AIM: Copy the records below exactly as they are written.

RECORDS FOR THE TASK:
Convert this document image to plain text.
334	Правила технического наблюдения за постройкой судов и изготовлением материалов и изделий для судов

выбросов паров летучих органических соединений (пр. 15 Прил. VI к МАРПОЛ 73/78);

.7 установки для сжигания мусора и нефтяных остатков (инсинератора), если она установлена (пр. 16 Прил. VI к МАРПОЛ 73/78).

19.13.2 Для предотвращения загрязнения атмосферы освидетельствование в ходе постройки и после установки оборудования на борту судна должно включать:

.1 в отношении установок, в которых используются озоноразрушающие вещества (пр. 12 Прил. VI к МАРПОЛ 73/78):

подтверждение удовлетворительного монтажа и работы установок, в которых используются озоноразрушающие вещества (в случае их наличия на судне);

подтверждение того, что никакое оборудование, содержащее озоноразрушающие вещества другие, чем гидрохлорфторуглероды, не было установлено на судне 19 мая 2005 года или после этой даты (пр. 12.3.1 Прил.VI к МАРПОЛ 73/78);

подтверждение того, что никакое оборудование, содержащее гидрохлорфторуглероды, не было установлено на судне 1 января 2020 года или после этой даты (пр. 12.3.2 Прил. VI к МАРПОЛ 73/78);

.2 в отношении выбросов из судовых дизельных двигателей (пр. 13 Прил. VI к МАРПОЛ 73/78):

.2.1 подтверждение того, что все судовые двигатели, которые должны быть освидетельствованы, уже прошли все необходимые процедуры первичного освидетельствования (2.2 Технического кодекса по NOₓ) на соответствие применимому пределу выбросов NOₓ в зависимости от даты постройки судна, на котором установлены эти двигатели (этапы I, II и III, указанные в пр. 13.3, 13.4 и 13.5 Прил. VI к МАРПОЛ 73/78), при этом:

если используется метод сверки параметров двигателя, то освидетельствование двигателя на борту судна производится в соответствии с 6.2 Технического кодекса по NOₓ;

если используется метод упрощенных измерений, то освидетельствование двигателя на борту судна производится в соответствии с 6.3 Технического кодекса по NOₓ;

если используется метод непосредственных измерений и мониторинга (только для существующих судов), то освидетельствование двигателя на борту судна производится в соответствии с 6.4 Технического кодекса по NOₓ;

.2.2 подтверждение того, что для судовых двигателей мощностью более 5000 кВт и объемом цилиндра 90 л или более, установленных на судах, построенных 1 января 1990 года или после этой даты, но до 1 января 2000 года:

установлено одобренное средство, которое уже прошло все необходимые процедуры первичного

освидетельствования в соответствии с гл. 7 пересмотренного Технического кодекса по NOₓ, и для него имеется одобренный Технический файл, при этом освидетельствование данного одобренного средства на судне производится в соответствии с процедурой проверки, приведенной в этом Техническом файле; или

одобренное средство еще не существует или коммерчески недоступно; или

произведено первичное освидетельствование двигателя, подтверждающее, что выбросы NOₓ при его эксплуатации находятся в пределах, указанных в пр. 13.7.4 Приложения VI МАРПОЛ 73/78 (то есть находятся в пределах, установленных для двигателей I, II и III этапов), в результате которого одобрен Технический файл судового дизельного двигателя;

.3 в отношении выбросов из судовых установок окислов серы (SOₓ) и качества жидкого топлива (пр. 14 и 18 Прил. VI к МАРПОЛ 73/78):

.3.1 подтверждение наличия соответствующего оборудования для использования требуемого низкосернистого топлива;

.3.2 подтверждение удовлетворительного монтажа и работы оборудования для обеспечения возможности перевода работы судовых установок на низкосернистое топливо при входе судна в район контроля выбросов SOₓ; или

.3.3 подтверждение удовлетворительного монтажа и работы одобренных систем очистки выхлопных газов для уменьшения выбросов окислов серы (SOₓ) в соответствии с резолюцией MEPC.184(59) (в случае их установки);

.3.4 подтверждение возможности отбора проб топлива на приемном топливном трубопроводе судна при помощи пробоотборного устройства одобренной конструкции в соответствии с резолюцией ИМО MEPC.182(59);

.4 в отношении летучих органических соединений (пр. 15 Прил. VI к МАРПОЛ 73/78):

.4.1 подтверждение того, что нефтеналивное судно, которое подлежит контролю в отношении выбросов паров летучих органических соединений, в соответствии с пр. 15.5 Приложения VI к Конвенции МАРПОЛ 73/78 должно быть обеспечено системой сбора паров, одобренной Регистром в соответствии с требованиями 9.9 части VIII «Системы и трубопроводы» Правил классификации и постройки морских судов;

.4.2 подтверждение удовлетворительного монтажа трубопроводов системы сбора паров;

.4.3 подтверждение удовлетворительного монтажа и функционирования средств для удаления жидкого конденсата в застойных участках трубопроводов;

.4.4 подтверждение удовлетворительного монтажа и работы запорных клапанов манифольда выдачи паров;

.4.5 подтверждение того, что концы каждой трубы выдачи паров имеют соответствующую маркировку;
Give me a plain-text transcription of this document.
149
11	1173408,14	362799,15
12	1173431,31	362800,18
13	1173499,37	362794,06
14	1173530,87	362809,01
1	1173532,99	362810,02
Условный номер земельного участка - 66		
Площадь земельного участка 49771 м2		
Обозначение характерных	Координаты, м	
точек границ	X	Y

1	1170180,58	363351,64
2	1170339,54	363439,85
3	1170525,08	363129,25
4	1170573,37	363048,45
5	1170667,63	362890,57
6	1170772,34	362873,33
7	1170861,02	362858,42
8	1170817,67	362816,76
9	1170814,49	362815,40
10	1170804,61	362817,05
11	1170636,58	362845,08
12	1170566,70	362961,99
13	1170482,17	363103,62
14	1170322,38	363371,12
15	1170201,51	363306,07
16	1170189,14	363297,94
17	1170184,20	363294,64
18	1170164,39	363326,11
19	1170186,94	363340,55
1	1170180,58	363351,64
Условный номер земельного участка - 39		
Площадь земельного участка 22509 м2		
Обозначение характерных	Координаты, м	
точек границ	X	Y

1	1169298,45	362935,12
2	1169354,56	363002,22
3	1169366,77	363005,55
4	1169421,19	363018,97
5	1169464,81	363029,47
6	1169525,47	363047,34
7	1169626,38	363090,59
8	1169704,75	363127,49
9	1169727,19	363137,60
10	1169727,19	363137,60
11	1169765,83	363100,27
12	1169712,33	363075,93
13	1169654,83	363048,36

EXERCISE ANSWER:
Convert this document image to plain text.
334	Правила технического наблюдения за постройкой судов и изготовлением материалов и изделий для судов

выбросов паров летучих органических соединений (пр. 15 Прил. VI к МАРПОЛ 73/78);

.7 установки для сжигания мусора и нефтяных остатков (инсинератора), если она установлена (пр. 16 Прил. VI к МАРПОЛ 73/78).

19.13.2 Для предотвращения загрязнения атмосферы освидетельствование в ходе постройки и после установки оборудования на борту судна должно включать:

.1 в отношении установок, в которых используются озоноразрушающие вещества (пр. 12 Прил. VI к МАРПОЛ 73/78):

подтверждение удовлетворительного монтажа и работы установок, в которых используются озоноразрушающие вещества (в случае их наличия на судне);

подтверждение того, что никакое оборудование, содержащее озоноразрушающие вещества другие, чем гидрохлорфторуглероды, не было установлено на судне 19 мая 2005 года или после этой даты (пр. 12.3.1 Прил.VI к МАРПОЛ 73/78);

подтверждение того, что никакое оборудование, содержащее гидрохлорфторуглероды, не было установлено на судне 1 января 2020 года или после этой даты (пр. 12.3.2 Прил. VI к МАРПОЛ 73/78);

.2 в отношении выбросов из судовых дизельных двигателей (пр. 13 Прил. VI к МАРПОЛ 73/78):

.2.1 подтверждение того, что все судовые двигатели, которые должны быть освидетельствованы, уже прошли все необходимые процедуры первичного освидетельствования (2.2 Технического кодекса по NOₓ) на соответствие применимому пределу выбросов NOₓ в зависимости от даты постройки судна, на котором установлены эти двигатели (этапы I, II и III, указанные в пр. 13.3, 13.4 и 13.5 Прил. VI к МАРПОЛ 73/78), при этом:

если используется метод сверки параметров двигателя, то освидетельствование двигателя на борту судна производится в соответствии с 6.2 Технического кодекса по NOₓ;

если используется метод упрощенных измерений, то освидетельствование двигателя на борту судна производится в соответствии с 6.3 Технического кодекса по NOₓ;

если используется метод непосредственных измерений и мониторинга (только для существующих судов), то освидетельствование двигателя на борту судна производится в соответствии с 6.4 Технического кодекса по NOₓ;

.2.2 подтверждение того, что для судовых двигателей мощностью более 5000 кВт и объемом цилиндра 90 л или более, установленных на судах, построенных 1 января 1990 года или после этой даты, но до 1 января 2000 года:

установлено одобренное средство, которое уже прошло все необходимые процедуры первичного

освидетельствования в соответствии с гл. 7 пересмотренного Технического кодекса по NOₓ, и для него имеется одобренный Технический файл, при этом освидетельствование данного одобренного средства на судне производится в соответствии с процедурой проверки, приведенной в этом Техническом файле; или

одобренное средство еще не существует или коммерчески недоступно; или

произведено первичное освидетельствование двигателя, подтверждающее, что выбросы NOₓ при его эксплуатации находятся в пределах, указанных в пр. 13.7.4 Приложения VI МАРПОЛ 73/78 (то есть находятся в пределах, установленных для двигателей I, II и III этапов), в результате которого одобрен Технический файл судового дизельного двигателя;

.3 в отношении выбросов из судовых установок окислов серы (SOₓ) и качества жидкого топлива (пр. 14 и 18 Прил. VI к МАРПОЛ 73/78):

.3.1 подтверждение наличия соответствующего оборудования для использования требуемого низкосернистого топлива;

.3.2 подтверждение удовлетворительного монтажа и работы оборудования для обеспечения возможности перевода работы судовых установок на низкосернистое топливо при входе судна в район контроля выбросов SOₓ; или

.3.3 подтверждение удовлетворительного монтажа и работы одобренных систем очистки выхлопных газов для уменьшения выбросов окислов серы (SOₓ) в соответствии с резолюцией MEPC.184(59) (в случае их установки);

.3.4 подтверждение возможности отбора проб топлива на приемном топливном трубопроводе судна при помощи пробоотборного устройства одобренной конструкции в соответствии с резолюцией ИМО MEPC.182(59);

.4 в отношении летучих органических соединений (пр. 15 Прил. VI к МАРПОЛ 73/78):

.4.1 подтверждение того, что нефтеналивное судно, которое подлежит контролю в отношении выбросов паров летучих органических соединений, в соответствии с пр. 15.5 Приложения VI к Конвенции МАРПОЛ 73/78 должно быть обеспечено системой сбора паров, одобренной Регистром в соответствии с требованиями 9.9 части VIII «Системы и трубопроводы» Правил классификации и постройки морских судов;

.4.2 подтверждение удовлетворительного монтажа трубопроводов системы сбора паров;

.4.3 подтверждение удовлетворительного монтажа и функционирования средств для удаления жидкого конденсата в застойных участках трубопроводов;

.4.4 подтверждение удовлетворительного монтажа и работы запорных клапанов манифольда выдачи паров;

.4.5 подтверждение того, что концы каждой трубы выдачи паров имеют соответствующую маркировку;
Give me a plain-text transcription of this document.
149
11	1173408,14	362799,15
12	1173431,31	362800,18
13	1173499,37	362794,06
14	1173530,87	362809,01
1	1173532,99	362810,02
Условный номер земельного участка - 66		
Площадь земельного участка 49771 м2		
Обозначение характерных	Координаты, м	
точек границ	X	Y

1	1170180,58	363351,64
2	1170339,54	363439,85
3	1170525,08	363129,25
4	1170573,37	363048,45
5	1170667,63	362890,57
6	1170772,34	362873,33
7	1170861,02	362858,42
8	1170817,67	362816,76
9	1170814,49	362815,40
10	1170804,61	362817,05
11	1170636,58	362845,08
12	1170566,70	362961,99
13	1170482,17	363103,62
14	1170322,38	363371,12
15	1170201,51	363306,07
16	1170189,14	363297,94
17	1170184,20	363294,64
18	1170164,39	363326,11
19	1170186,94	363340,55
1	1170180,58	363351,64
Условный номер земельного участка - 39		
Площадь земельного участка 22509 м2		
Обозначение характерных	Координаты, м	
точек границ	X	Y

1	1169298,45	362935,12
2	1169354,56	363002,22
3	1169366,77	363005,55
4	1169421,19	363018,97
5	1169464,81	363029,47
6	1169525,47	363047,34
7	1169626,38	363090,59
8	1169704,75	363127,49
9	1169727,19	363137,60
10	1169727,19	363137,60
11	1169765,83	363100,27
12	1169712,33	363075,93
13	1169654,83	363048,36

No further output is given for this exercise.